(EXERCISE INPUTS):
##############################
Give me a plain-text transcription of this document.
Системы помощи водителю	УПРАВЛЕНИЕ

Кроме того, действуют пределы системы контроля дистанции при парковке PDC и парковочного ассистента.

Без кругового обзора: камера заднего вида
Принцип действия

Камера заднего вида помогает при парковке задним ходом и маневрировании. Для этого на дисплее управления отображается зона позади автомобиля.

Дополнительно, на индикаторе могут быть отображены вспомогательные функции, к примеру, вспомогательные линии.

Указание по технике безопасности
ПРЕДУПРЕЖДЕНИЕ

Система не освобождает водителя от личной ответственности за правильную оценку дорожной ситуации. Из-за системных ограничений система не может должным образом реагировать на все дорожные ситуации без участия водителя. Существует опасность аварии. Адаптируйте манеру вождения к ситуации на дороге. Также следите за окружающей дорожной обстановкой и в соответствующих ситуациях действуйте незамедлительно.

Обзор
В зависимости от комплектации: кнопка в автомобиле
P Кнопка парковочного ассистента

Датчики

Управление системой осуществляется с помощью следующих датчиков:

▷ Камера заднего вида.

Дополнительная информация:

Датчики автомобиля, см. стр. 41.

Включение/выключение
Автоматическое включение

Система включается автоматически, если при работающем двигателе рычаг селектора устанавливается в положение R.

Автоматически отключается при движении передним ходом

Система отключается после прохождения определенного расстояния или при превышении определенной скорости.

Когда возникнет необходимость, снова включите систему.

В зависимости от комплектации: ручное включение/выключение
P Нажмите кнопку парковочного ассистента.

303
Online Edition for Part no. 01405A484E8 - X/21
##############################
(GOAL):
For this exercise, gather every line of the data that contains the word "парковке".

(ANSWER IN FULL):
Кроме того, действуют пределы системы контроля дистанции при парковке PDC и парковочного ассистента.
Камера заднего вида помогает при парковке задним ходом и маневрировании. Для этого на дисплее управления отображается зона позади автомобиля.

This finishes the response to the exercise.